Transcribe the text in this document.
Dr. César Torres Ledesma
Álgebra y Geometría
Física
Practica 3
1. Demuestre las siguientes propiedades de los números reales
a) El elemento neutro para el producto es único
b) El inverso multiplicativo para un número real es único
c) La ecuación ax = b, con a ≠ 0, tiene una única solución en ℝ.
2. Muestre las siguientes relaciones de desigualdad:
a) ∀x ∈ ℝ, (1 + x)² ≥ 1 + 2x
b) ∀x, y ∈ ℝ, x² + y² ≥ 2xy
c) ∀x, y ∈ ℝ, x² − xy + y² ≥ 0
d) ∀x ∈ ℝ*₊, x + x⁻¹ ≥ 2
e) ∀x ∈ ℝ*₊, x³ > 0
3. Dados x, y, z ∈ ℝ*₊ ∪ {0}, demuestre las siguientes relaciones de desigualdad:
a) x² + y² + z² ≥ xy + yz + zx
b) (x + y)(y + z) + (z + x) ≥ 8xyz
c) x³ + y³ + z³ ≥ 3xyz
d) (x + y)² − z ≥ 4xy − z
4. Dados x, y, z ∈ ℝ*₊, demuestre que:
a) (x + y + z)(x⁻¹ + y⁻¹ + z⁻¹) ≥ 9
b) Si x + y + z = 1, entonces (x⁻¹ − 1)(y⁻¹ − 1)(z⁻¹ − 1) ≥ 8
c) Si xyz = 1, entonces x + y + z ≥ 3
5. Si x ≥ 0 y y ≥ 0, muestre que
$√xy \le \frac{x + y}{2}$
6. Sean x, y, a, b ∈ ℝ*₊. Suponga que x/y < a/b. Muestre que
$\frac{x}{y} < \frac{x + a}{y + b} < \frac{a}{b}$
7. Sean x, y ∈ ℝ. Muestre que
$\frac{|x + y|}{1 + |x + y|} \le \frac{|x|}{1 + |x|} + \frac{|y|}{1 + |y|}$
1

-=-=-

Your objective: Find the lines holding "frac" and list every one.

Correct response:
$√xy \le \frac{x + y}{2}$
$\frac{x}{y} < \frac{x + a}{y + b} < \frac{a}{b}$
$\frac{|x + y|}{1 + |x + y|} \le \frac{|x|}{1 + |x|} + \frac{|y|}{1 + |y|}$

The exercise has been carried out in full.